===== GIVEN DATA =====

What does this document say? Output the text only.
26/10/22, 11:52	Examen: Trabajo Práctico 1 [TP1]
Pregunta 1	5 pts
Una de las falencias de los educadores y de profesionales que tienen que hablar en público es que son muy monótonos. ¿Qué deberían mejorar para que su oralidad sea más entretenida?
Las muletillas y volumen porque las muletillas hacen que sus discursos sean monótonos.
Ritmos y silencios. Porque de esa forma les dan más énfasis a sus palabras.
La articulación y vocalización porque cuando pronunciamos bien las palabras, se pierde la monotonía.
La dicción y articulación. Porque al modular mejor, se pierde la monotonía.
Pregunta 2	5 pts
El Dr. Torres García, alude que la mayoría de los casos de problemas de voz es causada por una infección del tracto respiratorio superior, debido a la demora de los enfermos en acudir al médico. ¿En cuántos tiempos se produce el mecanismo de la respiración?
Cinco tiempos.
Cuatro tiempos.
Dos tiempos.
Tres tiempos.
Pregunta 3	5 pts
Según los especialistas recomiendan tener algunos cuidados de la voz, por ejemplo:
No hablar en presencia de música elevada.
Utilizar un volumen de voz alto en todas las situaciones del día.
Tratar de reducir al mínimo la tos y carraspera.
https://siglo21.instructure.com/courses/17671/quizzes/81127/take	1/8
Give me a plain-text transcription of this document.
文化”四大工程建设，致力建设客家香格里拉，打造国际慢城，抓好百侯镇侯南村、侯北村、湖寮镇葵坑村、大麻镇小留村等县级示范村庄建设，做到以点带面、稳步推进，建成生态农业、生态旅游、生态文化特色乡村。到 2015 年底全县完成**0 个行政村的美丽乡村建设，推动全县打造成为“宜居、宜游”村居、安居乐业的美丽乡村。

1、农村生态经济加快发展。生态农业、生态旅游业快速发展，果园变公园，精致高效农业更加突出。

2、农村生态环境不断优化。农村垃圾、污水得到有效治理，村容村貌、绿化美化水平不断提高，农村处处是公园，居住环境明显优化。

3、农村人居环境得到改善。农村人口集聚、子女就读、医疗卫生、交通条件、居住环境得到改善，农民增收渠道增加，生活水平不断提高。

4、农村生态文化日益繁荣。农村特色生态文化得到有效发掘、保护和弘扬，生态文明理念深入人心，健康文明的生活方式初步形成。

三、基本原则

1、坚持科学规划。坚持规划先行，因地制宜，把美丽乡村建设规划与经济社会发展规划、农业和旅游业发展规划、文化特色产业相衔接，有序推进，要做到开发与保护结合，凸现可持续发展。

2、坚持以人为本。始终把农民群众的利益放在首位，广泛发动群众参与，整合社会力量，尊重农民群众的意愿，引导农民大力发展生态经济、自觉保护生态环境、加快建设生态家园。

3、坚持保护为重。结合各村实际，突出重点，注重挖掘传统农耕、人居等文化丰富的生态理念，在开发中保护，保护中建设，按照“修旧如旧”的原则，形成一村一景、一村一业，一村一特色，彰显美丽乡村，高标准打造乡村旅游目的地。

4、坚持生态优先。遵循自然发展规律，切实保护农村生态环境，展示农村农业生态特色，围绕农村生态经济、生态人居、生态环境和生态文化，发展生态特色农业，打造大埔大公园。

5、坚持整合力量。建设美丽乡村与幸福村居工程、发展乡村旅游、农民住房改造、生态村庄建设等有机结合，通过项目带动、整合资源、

=====

**WORK TO COMPLETE:** In the material above, find the lines that contain "pierde" and show them.

**OUTPUT FOR THIS EXERCISE:**
La articulación y vocalización porque cuando pronunciamos bien las palabras, se pierde la monotonía.
La dicción y articulación. Porque al modular mejor, se pierde la monotonía.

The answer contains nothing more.